§ **Task**:
Copy each line holding the string "单质遇水剧烈反应".

________

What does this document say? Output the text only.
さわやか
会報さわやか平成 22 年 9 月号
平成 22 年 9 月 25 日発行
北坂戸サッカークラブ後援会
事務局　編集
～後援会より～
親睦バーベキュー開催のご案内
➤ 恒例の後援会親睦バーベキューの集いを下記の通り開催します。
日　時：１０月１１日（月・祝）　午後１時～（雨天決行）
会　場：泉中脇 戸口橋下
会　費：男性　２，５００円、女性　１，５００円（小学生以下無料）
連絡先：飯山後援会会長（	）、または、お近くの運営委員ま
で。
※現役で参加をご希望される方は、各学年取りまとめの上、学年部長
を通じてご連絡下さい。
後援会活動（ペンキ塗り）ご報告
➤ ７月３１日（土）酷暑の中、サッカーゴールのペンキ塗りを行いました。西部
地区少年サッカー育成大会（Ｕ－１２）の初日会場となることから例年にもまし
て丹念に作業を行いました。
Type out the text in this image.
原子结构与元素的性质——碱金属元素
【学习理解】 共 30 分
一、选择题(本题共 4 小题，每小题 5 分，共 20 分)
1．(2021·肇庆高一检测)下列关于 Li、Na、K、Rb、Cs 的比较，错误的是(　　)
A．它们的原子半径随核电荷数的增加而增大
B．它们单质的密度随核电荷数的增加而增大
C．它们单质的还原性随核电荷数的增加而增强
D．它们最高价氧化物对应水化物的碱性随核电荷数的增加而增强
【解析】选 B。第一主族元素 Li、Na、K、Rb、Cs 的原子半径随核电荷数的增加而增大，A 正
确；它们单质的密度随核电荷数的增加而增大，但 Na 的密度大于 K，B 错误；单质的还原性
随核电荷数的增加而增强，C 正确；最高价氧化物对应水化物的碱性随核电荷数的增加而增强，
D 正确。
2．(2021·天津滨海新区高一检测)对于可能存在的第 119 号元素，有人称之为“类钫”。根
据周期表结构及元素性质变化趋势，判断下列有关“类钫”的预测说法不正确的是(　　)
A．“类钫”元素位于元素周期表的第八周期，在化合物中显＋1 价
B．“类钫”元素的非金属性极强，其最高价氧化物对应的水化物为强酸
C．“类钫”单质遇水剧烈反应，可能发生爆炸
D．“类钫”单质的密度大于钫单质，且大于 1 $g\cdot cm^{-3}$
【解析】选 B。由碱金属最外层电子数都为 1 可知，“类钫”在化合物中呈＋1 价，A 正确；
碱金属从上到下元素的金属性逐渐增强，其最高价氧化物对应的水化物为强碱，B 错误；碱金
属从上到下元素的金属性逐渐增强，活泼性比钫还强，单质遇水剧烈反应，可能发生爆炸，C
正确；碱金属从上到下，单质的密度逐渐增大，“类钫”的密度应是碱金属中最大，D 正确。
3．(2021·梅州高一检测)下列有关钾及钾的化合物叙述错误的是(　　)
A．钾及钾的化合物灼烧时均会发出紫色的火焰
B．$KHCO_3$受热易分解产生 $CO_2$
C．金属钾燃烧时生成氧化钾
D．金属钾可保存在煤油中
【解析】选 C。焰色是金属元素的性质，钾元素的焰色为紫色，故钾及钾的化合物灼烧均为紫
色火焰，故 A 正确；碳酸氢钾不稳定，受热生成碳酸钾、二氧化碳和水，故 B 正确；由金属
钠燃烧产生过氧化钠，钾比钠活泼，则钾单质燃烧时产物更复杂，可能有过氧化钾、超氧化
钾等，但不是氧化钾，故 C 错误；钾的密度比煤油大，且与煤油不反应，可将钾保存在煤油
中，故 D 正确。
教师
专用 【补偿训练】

________

§ **Complete response**:
C．“类钫”单质遇水剧烈反应，可能发生爆炸
属从上到下元素的金属性逐渐增强，活泼性比钫还强，单质遇水剧烈反应，可能发生爆炸，C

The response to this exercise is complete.